> [AIM OF THE EXERCISE]:
The data must be written out once more, precisely as given.

> [DATA SHOWN]:
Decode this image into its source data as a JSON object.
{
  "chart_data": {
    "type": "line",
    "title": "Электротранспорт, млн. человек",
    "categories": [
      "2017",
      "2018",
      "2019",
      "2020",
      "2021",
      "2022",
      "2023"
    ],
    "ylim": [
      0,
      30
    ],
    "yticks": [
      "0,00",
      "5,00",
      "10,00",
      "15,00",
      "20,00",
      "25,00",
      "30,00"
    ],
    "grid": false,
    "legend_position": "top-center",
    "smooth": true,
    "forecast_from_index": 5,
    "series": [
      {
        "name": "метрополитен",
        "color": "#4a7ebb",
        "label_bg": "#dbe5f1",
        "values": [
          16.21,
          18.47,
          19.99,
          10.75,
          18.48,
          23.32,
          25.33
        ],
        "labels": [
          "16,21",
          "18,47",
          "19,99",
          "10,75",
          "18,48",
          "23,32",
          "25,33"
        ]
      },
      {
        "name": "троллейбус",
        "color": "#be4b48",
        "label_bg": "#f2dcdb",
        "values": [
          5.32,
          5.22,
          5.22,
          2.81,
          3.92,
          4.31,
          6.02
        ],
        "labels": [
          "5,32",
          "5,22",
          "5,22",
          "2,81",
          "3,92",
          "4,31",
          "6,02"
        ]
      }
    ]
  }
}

> [THE RESPONSE]:
Decode this image into its source data as a JSON object.
{
  "chart_data": {
    "type": "line",
    "title": "Электротранспорт, млн. человек",
    "categories": [
      "2017",
      "2018",
      "2019",
      "2020",
      "2021",
      "2022",
      "2023"
    ],
    "ylim": [
      0,
      30
    ],
    "yticks": [
      "0,00",
      "5,00",
      "10,00",
      "15,00",
      "20,00",
      "25,00",
      "30,00"
    ],
    "grid": false,
    "legend_position": "top-center",
    "smooth": true,
    "forecast_from_index": 5,
    "series": [
      {
        "name": "метрополитен",
        "color": "#4a7ebb",
        "label_bg": "#dbe5f1",
        "values": [
          16.21,
          18.47,
          19.99,
          10.75,
          18.48,
          23.32,
          25.33
        ],
        "labels": [
          "16,21",
          "18,47",
          "19,99",
          "10,75",
          "18,48",
          "23,32",
          "25,33"
        ]
      },
      {
        "name": "троллейбус",
        "color": "#be4b48",
        "label_bg": "#f2dcdb",
        "values": [
          5.32,
          5.22,
          5.22,
          2.81,
          3.92,
          4.31,
          6.02
        ],
        "labels": [
          "5,32",
          "5,22",
          "5,22",
          "2,81",
          "3,92",
          "4,31",
          "6,02"
        ]
      }
    ]
  }
}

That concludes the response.